**RECORDS PROVIDED**
= = = =
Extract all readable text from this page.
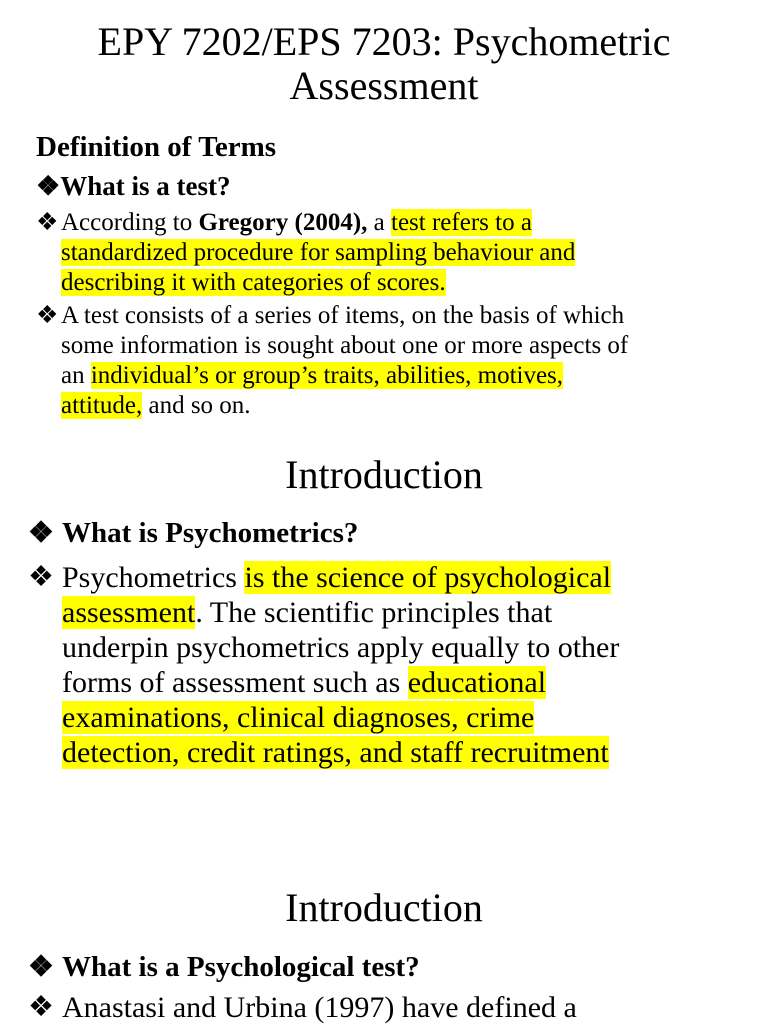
EPY 7202/EPS 7203: Psychometric
Assessment
Definition of Terms
❖ What is a test?
❖ According to Gregory (2004), a test refers to a
standardized procedure for sampling behaviour and
describing it with categories of scores.
❖ A test consists of a series of items, on the basis of which
some information is sought about one or more aspects of
an individual’s or group’s traits, abilities, motives,
attitude, and so on.
Introduction
❖ What is Psychometrics?
❖ Psychometrics is the science of psychological
assessment. The scientific principles that
underpin psychometrics apply equally to other
forms of assessment such as educational
examinations, clinical diagnoses, crime
detection, credit ratings, and staff recruitment
Introduction
❖ What is a Psychological test?
❖ Anastasi and Urbina (1997) have defined a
= = = =
**YOUR OBJECTIVE**
Take the records above and transcribe them exactly, dropping every picture.

**THE OUTPUT**
Extract all readable text from this page.
EPY 7202/EPS 7203: Psychometric
Assessment
Definition of Terms
❖ What is a test?
❖ According to Gregory (2004), a test refers to a
standardized procedure for sampling behaviour and
describing it with categories of scores.
❖ A test consists of a series of items, on the basis of which
some information is sought about one or more aspects of
an individual’s or group’s traits, abilities, motives,
attitude, and so on.
Introduction
❖ What is Psychometrics?
❖ Psychometrics is the science of psychological
assessment. The scientific principles that
underpin psychometrics apply equally to other
forms of assessment such as educational
examinations, clinical diagnoses, crime
detection, credit ratings, and staff recruitment
Introduction
❖ What is a Psychological test?
❖ Anastasi and Urbina (1997) have defined a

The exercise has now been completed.